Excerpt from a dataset
—————

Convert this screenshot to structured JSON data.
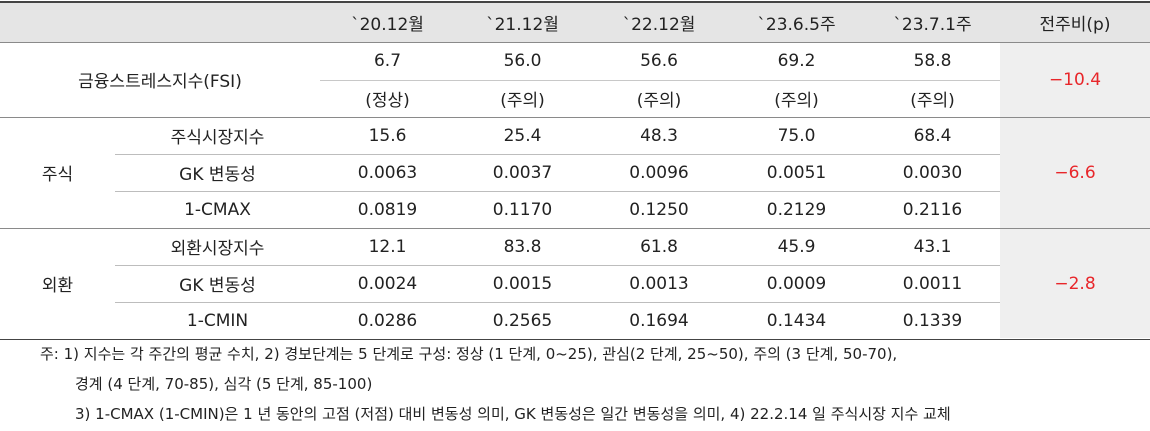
{
  "table": {
    "header": [
      "`20.12월",
      "`21.12월",
      "`22.12월",
      "`23.6.5주",
      "`23.7.1주",
      "전주비(p)"
    ],
    "fsi": {
      "label": "금융스트레스지수(FSI)",
      "values": [
        "6.7",
        "56.0",
        "56.6",
        "69.2",
        "58.8"
      ],
      "status": [
        "(정상)",
        "(주의)",
        "(주의)",
        "(주의)",
        "(주의)"
      ],
      "change": "−10.4"
    },
    "groups": [
      {
        "label": "주식",
        "change": "−6.6",
        "rows": [
          {
            "label": "주식시장지수",
            "values": [
              "15.6",
              "25.4",
              "48.3",
              "75.0",
              "68.4"
            ]
          },
          {
            "label": "GK 변동성",
            "values": [
              "0.0063",
              "0.0037",
              "0.0096",
              "0.0051",
              "0.0030"
            ]
          },
          {
            "label": "1-CMAX",
            "values": [
              "0.0819",
              "0.1170",
              "0.1250",
              "0.2129",
              "0.2116"
            ]
          }
        ]
      },
      {
        "label": "외환",
        "change": "−2.8",
        "rows": [
          {
            "label": "외환시장지수",
            "values": [
              "12.1",
              "83.8",
              "61.8",
              "45.9",
              "43.1"
            ]
          },
          {
            "label": "GK 변동성",
            "values": [
              "0.0024",
              "0.0015",
              "0.0013",
              "0.0009",
              "0.0011"
            ]
          },
          {
            "label": "1-CMIN",
            "values": [
              "0.0286",
              "0.2565",
              "0.1694",
              "0.1434",
              "0.1339"
            ]
          }
        ]
      }
    ]
  },
  "notes": [
    "주: 1) 지수는 각 주간의 평균 수치, 2) 경보단계는 5 단계로 구성: 정상 (1 단계, 0~25), 관심(2 단계, 25~50), 주의 (3 단계, 50-70),",
    "경계 (4 단계, 70-85), 심각 (5 단계, 85-100)",
    "3) 1-CMAX (1-CMIN)은 1 년 동안의 고점 (저점) 대비 변동성 의미, GK 변동성은 일간 변동성을 의미, 4) 22.2.14 일 주식시장 지수 교체"
  ]
}
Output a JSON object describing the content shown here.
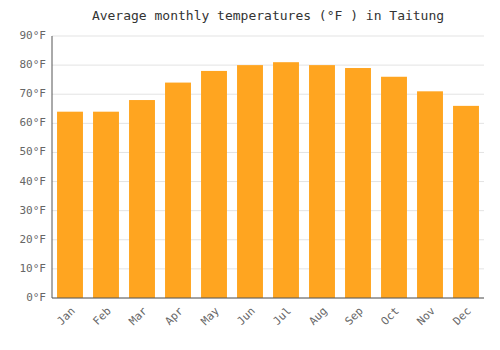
{
  "chart_data": {
    "type": "bar",
    "title": "Average monthly temperatures (°F ) in Taitung",
    "categories": [
      "Jan",
      "Feb",
      "Mar",
      "Apr",
      "May",
      "Jun",
      "Jul",
      "Aug",
      "Sep",
      "Oct",
      "Nov",
      "Dec"
    ],
    "values": [
      64,
      64,
      68,
      74,
      78,
      80,
      81,
      80,
      79,
      76,
      71,
      66
    ],
    "color": "#FFA520",
    "ylim": [
      0,
      90
    ],
    "yticks": [
      {
        "value": 0,
        "label": "0°F"
      },
      {
        "value": 10,
        "label": "10°F"
      },
      {
        "value": 20,
        "label": "20°F"
      },
      {
        "value": 30,
        "label": "30°F"
      },
      {
        "value": 40,
        "label": "40°F"
      },
      {
        "value": 50,
        "label": "50°F"
      },
      {
        "value": 60,
        "label": "60°F"
      },
      {
        "value": 70,
        "label": "70°F"
      },
      {
        "value": 80,
        "label": "80°F"
      },
      {
        "value": 90,
        "label": "90°F"
      }
    ],
    "grid": true
  }
}
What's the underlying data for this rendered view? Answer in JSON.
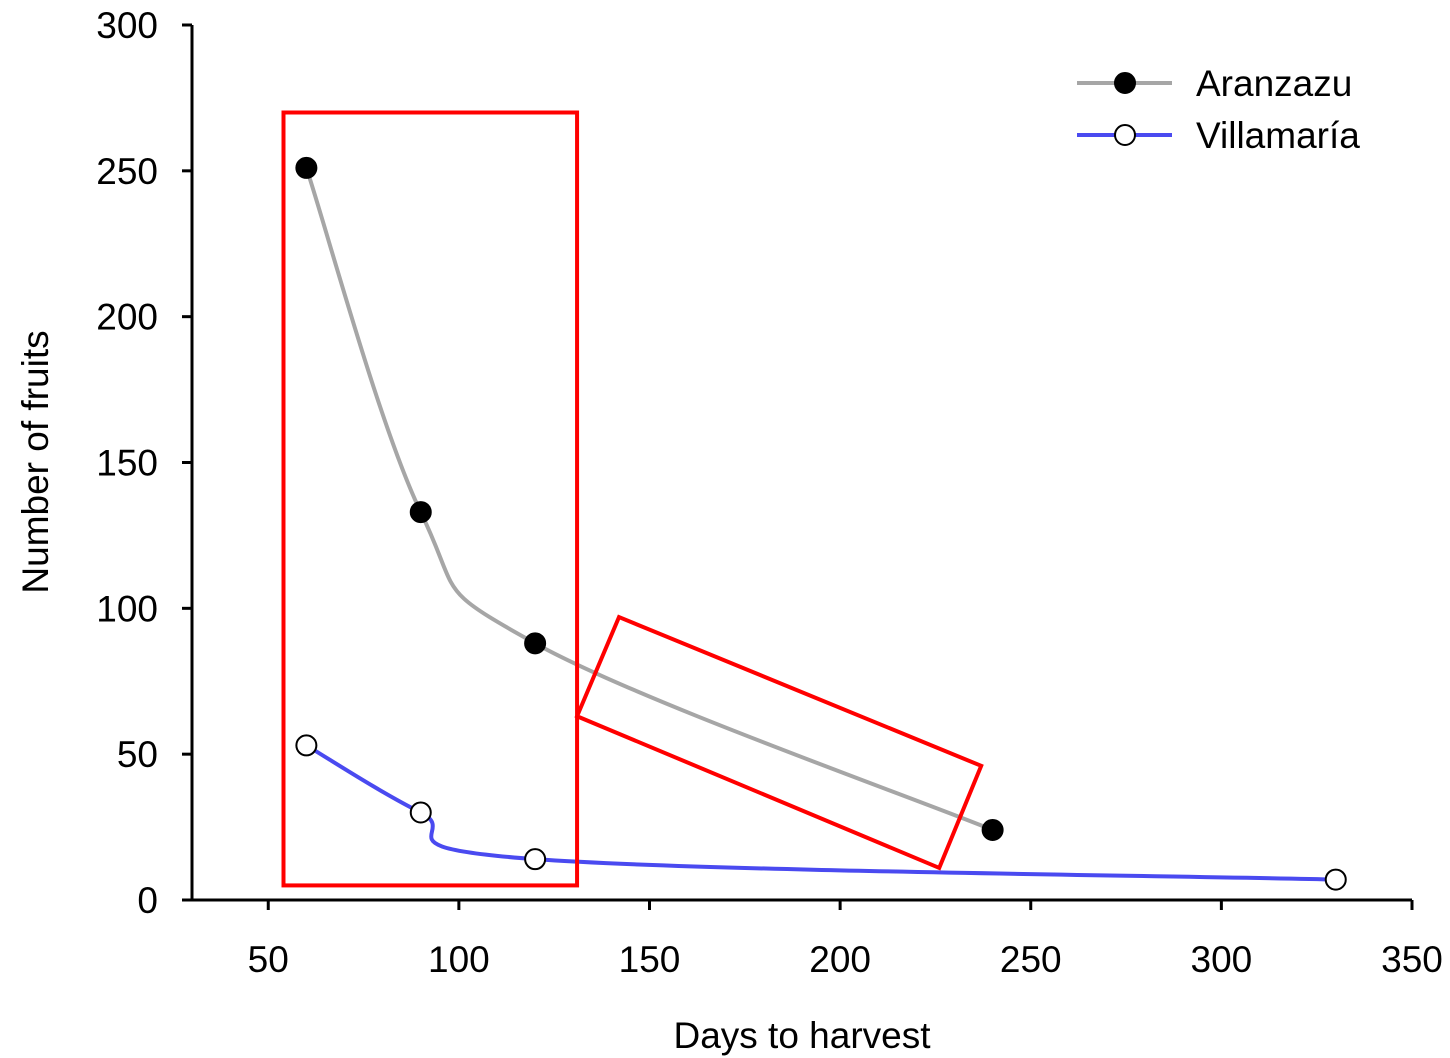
{
  "chart_data": {
    "type": "line",
    "title": "",
    "xlabel": "Days to harvest",
    "ylabel": "Number of fruits",
    "xlim": [
      30,
      350
    ],
    "ylim": [
      0,
      300
    ],
    "x_ticks": [
      50,
      100,
      150,
      200,
      250,
      300,
      350
    ],
    "y_ticks": [
      0,
      50,
      100,
      150,
      200,
      250,
      300
    ],
    "grid": false,
    "legend_position": "top-right",
    "series": [
      {
        "name": "Aranzazu",
        "x": [
          60,
          90,
          120,
          240
        ],
        "y": [
          251,
          133,
          88,
          24
        ],
        "line_color": "#a6a6a6",
        "marker": "filled-circle",
        "marker_color": "#000000"
      },
      {
        "name": "Villamaría",
        "x": [
          60,
          90,
          120,
          330
        ],
        "y": [
          53,
          30,
          14,
          7
        ],
        "line_color": "#4a4af0",
        "marker": "open-circle",
        "marker_color": "#ffffff"
      }
    ],
    "annotations": [
      {
        "shape": "rectangle",
        "color": "#ff0000",
        "x_range": [
          54,
          131
        ],
        "y_range": [
          5,
          270
        ]
      },
      {
        "shape": "rotated-rectangle",
        "color": "#ff0000",
        "corners": [
          [
            131,
            63
          ],
          [
            142,
            97
          ],
          [
            237,
            46
          ],
          [
            226,
            11
          ]
        ]
      }
    ]
  }
}
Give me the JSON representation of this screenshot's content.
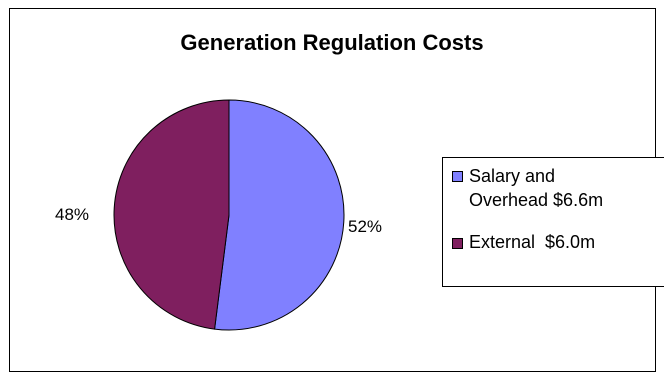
{
  "chart_data": {
    "type": "pie",
    "title": "Generation Regulation Costs",
    "slices": [
      {
        "label": "Salary and Overhead $6.6m",
        "line1": "Salary and",
        "line2": "Overhead $6.6m",
        "value": 52,
        "pct_label": "52%",
        "color": "#8080ff"
      },
      {
        "label": "External  $6.0m",
        "value": 48,
        "pct_label": "48%",
        "color": "#7f1f5f"
      }
    ],
    "legend_placement": "right"
  }
}
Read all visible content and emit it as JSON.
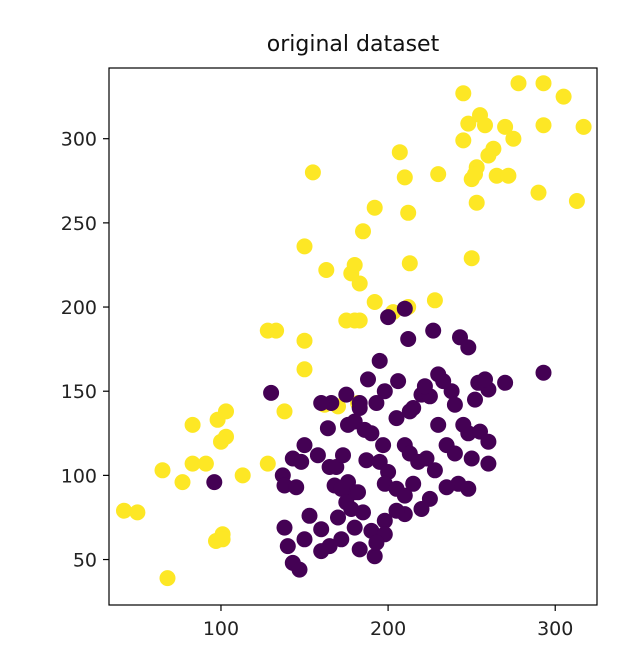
{
  "chart_data": {
    "type": "scatter",
    "title": "original dataset",
    "xlabel": "",
    "ylabel": "",
    "xlim": [
      33,
      325
    ],
    "ylim": [
      23,
      342
    ],
    "xticks": [
      100,
      200,
      300
    ],
    "yticks": [
      50,
      100,
      150,
      200,
      250,
      300
    ],
    "grid": false,
    "colors": {
      "class_0": "#440154",
      "class_1": "#FDE725",
      "axes": "#000000"
    },
    "series": [
      {
        "color": "#FDE725",
        "points": [
          [
            245,
            327
          ],
          [
            278,
            333
          ],
          [
            293,
            333
          ],
          [
            305,
            325
          ],
          [
            255,
            314
          ],
          [
            258,
            308
          ],
          [
            248,
            309
          ],
          [
            270,
            307
          ],
          [
            275,
            300
          ],
          [
            245,
            299
          ],
          [
            317,
            307
          ],
          [
            293,
            308
          ],
          [
            260,
            290
          ],
          [
            263,
            294
          ],
          [
            207,
            292
          ],
          [
            253,
            283
          ],
          [
            250,
            276
          ],
          [
            252,
            279
          ],
          [
            265,
            278
          ],
          [
            272,
            278
          ],
          [
            210,
            277
          ],
          [
            230,
            279
          ],
          [
            155,
            280
          ],
          [
            290,
            268
          ],
          [
            313,
            263
          ],
          [
            253,
            262
          ],
          [
            192,
            259
          ],
          [
            212,
            256
          ],
          [
            185,
            245
          ],
          [
            150,
            236
          ],
          [
            163,
            222
          ],
          [
            250,
            229
          ],
          [
            213,
            226
          ],
          [
            178,
            220
          ],
          [
            183,
            214
          ],
          [
            180,
            225
          ],
          [
            192,
            203
          ],
          [
            212,
            200
          ],
          [
            203,
            197
          ],
          [
            228,
            204
          ],
          [
            175,
            192
          ],
          [
            180,
            192
          ],
          [
            183,
            192
          ],
          [
            128,
            186
          ],
          [
            133,
            186
          ],
          [
            150,
            180
          ],
          [
            150,
            163
          ],
          [
            170,
            141
          ],
          [
            182,
            143
          ],
          [
            162,
            142
          ],
          [
            138,
            138
          ],
          [
            103,
            138
          ],
          [
            103,
            123
          ],
          [
            83,
            130
          ],
          [
            98,
            133
          ],
          [
            100,
            120
          ],
          [
            83,
            107
          ],
          [
            91,
            107
          ],
          [
            65,
            103
          ],
          [
            113,
            100
          ],
          [
            77,
            96
          ],
          [
            128,
            107
          ],
          [
            42,
            79
          ],
          [
            50,
            78
          ],
          [
            101,
            65
          ],
          [
            97,
            61
          ],
          [
            101,
            62
          ],
          [
            68,
            39
          ]
        ]
      },
      {
        "color": "#440154",
        "points": [
          [
            210,
            199
          ],
          [
            200,
            194
          ],
          [
            227,
            186
          ],
          [
            243,
            182
          ],
          [
            248,
            176
          ],
          [
            212,
            181
          ],
          [
            195,
            168
          ],
          [
            230,
            160
          ],
          [
            293,
            161
          ],
          [
            270,
            155
          ],
          [
            254,
            155
          ],
          [
            260,
            151
          ],
          [
            258,
            157
          ],
          [
            238,
            150
          ],
          [
            130,
            149
          ],
          [
            175,
            148
          ],
          [
            188,
            157
          ],
          [
            183,
            143
          ],
          [
            206,
            156
          ],
          [
            215,
            140
          ],
          [
            220,
            148
          ],
          [
            225,
            147
          ],
          [
            233,
            156
          ],
          [
            240,
            142
          ],
          [
            252,
            145
          ],
          [
            222,
            153
          ],
          [
            166,
            143
          ],
          [
            160,
            143
          ],
          [
            183,
            140
          ],
          [
            193,
            143
          ],
          [
            198,
            150
          ],
          [
            205,
            134
          ],
          [
            213,
            138
          ],
          [
            230,
            130
          ],
          [
            248,
            125
          ],
          [
            255,
            126
          ],
          [
            260,
            120
          ],
          [
            245,
            130
          ],
          [
            190,
            125
          ],
          [
            197,
            118
          ],
          [
            176,
            130
          ],
          [
            180,
            132
          ],
          [
            186,
            127
          ],
          [
            164,
            128
          ],
          [
            150,
            118
          ],
          [
            158,
            112
          ],
          [
            143,
            110
          ],
          [
            148,
            108
          ],
          [
            137,
            100
          ],
          [
            138,
            94
          ],
          [
            165,
            105
          ],
          [
            169,
            105
          ],
          [
            173,
            112
          ],
          [
            176,
            96
          ],
          [
            180,
            90
          ],
          [
            187,
            109
          ],
          [
            195,
            108
          ],
          [
            200,
            102
          ],
          [
            210,
            118
          ],
          [
            213,
            113
          ],
          [
            218,
            108
          ],
          [
            223,
            110
          ],
          [
            228,
            103
          ],
          [
            235,
            118
          ],
          [
            240,
            113
          ],
          [
            250,
            110
          ],
          [
            260,
            107
          ],
          [
            242,
            95
          ],
          [
            248,
            92
          ],
          [
            168,
            94
          ],
          [
            172,
            92
          ],
          [
            175,
            84
          ],
          [
            182,
            90
          ],
          [
            185,
            78
          ],
          [
            178,
            80
          ],
          [
            170,
            75
          ],
          [
            198,
            95
          ],
          [
            205,
            92
          ],
          [
            210,
            88
          ],
          [
            215,
            95
          ],
          [
            225,
            86
          ],
          [
            235,
            93
          ],
          [
            220,
            80
          ],
          [
            210,
            77
          ],
          [
            205,
            79
          ],
          [
            198,
            73
          ],
          [
            190,
            67
          ],
          [
            180,
            69
          ],
          [
            172,
            62
          ],
          [
            165,
            58
          ],
          [
            150,
            62
          ],
          [
            160,
            55
          ],
          [
            143,
            48
          ],
          [
            140,
            58
          ],
          [
            147,
            44
          ],
          [
            183,
            56
          ],
          [
            192,
            52
          ],
          [
            198,
            65
          ],
          [
            145,
            93
          ],
          [
            138,
            69
          ],
          [
            153,
            76
          ],
          [
            160,
            68
          ],
          [
            96,
            96
          ],
          [
            193,
            60
          ]
        ]
      }
    ]
  }
}
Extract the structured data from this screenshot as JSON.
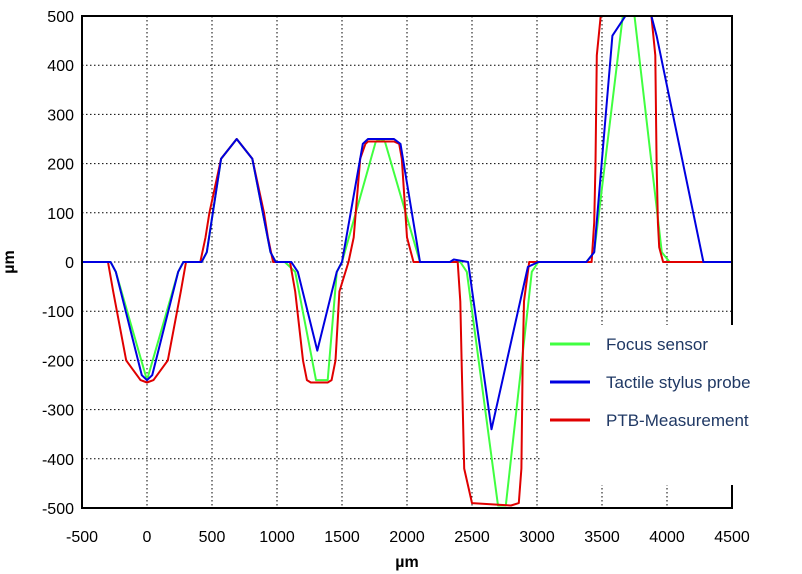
{
  "chart_data": {
    "type": "line",
    "xlabel": "µm",
    "ylabel": "µm",
    "xlim": [
      -500,
      4500
    ],
    "ylim": [
      -500,
      500
    ],
    "xticks": [
      -500,
      0,
      500,
      1000,
      1500,
      2000,
      2500,
      3000,
      3500,
      4000,
      4500
    ],
    "yticks": [
      500,
      400,
      300,
      200,
      100,
      0,
      -100,
      -200,
      -300,
      -400,
      -500
    ],
    "grid": true,
    "legend_position": "right",
    "series": [
      {
        "name": "Focus sensor",
        "color": "#40ff40",
        "x": [
          -500,
          -280,
          -240,
          0,
          240,
          280,
          420,
          460,
          570,
          690,
          810,
          950,
          990,
          1060,
          1140,
          1300,
          1390,
          1460,
          1500,
          1760,
          1800,
          1830,
          2100,
          2140,
          2410,
          2460,
          2700,
          2760,
          2960,
          3010,
          3380,
          3440,
          3660,
          3750,
          3960,
          4020,
          4190,
          4500
        ],
        "y": [
          0,
          0,
          -20,
          -240,
          -20,
          0,
          0,
          20,
          210,
          250,
          210,
          20,
          0,
          0,
          -20,
          -240,
          -240,
          -20,
          0,
          245,
          250,
          245,
          0,
          0,
          0,
          -20,
          -495,
          -495,
          -20,
          0,
          0,
          20,
          500,
          500,
          20,
          0,
          0,
          0
        ]
      },
      {
        "name": "Tactile stylus probe",
        "color": "#0000e0",
        "x": [
          -500,
          -280,
          -240,
          -40,
          0,
          40,
          240,
          280,
          420,
          460,
          570,
          690,
          810,
          950,
          990,
          1110,
          1160,
          1310,
          1460,
          1500,
          1660,
          1700,
          1760,
          1900,
          1950,
          2100,
          2140,
          2330,
          2360,
          2470,
          2650,
          2930,
          3010,
          3380,
          3440,
          3580,
          3680,
          3880,
          3920,
          4280,
          4500
        ],
        "y": [
          0,
          0,
          -20,
          -230,
          -240,
          -230,
          -20,
          0,
          0,
          20,
          210,
          250,
          210,
          20,
          0,
          0,
          -20,
          -180,
          -20,
          0,
          240,
          250,
          250,
          250,
          240,
          0,
          0,
          0,
          5,
          0,
          -340,
          -10,
          0,
          0,
          20,
          460,
          500,
          500,
          460,
          0,
          0
        ]
      },
      {
        "name": "PTB-Measurement",
        "color": "#e00000",
        "x": [
          -500,
          -300,
          -260,
          -160,
          -50,
          0,
          50,
          160,
          260,
          300,
          410,
          450,
          480,
          570,
          690,
          810,
          900,
          930,
          970,
          1100,
          1140,
          1200,
          1230,
          1260,
          1300,
          1390,
          1420,
          1450,
          1480,
          1550,
          1590,
          1640,
          1680,
          1700,
          1900,
          1940,
          1960,
          2000,
          2050,
          2150,
          2390,
          2410,
          2420,
          2440,
          2500,
          2800,
          2860,
          2880,
          2890,
          2900,
          2940,
          3300,
          3420,
          3440,
          3450,
          3460,
          3490,
          3880,
          3910,
          3920,
          3930,
          3940,
          3970,
          4130,
          4500
        ],
        "y": [
          0,
          0,
          -60,
          -200,
          -240,
          -245,
          -240,
          -200,
          -60,
          0,
          0,
          50,
          100,
          210,
          250,
          210,
          100,
          50,
          0,
          0,
          -60,
          -200,
          -240,
          -245,
          -245,
          -245,
          -240,
          -200,
          -60,
          0,
          50,
          210,
          240,
          245,
          245,
          240,
          210,
          50,
          0,
          0,
          0,
          -80,
          -200,
          -420,
          -490,
          -495,
          -490,
          -420,
          -200,
          -80,
          0,
          0,
          0,
          80,
          200,
          420,
          500,
          500,
          420,
          200,
          80,
          30,
          0,
          0,
          0
        ]
      }
    ]
  }
}
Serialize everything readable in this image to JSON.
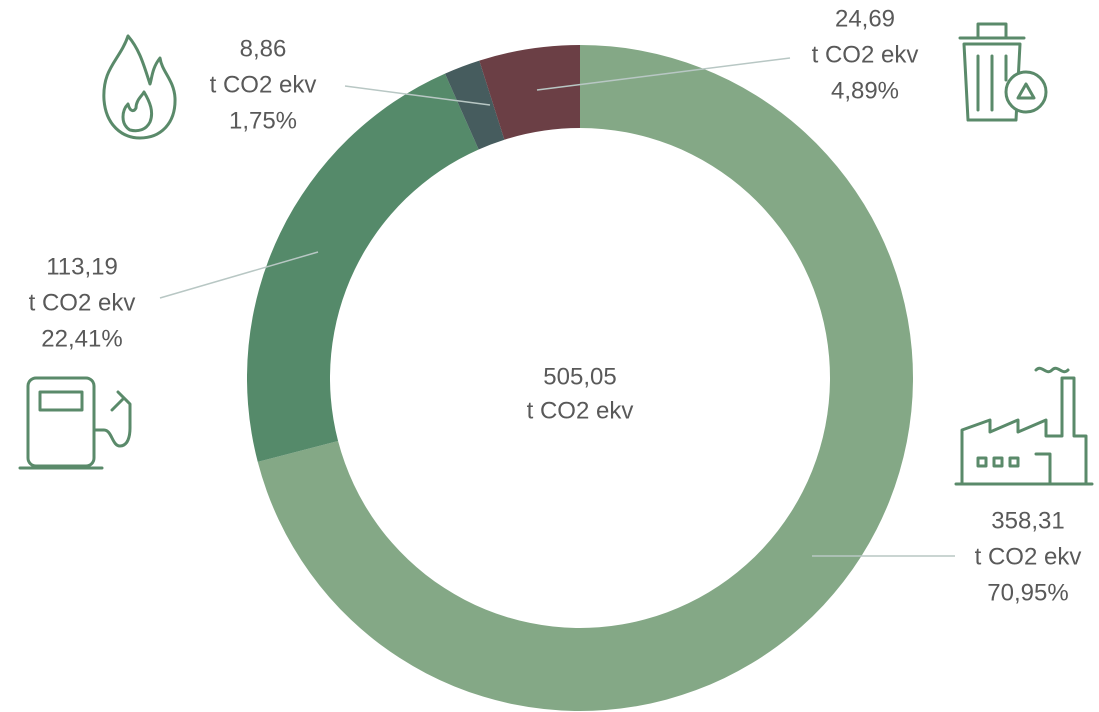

—————

The exercise: Count every line of the material above that holds the string "circle", then state only the total.

Written response: 2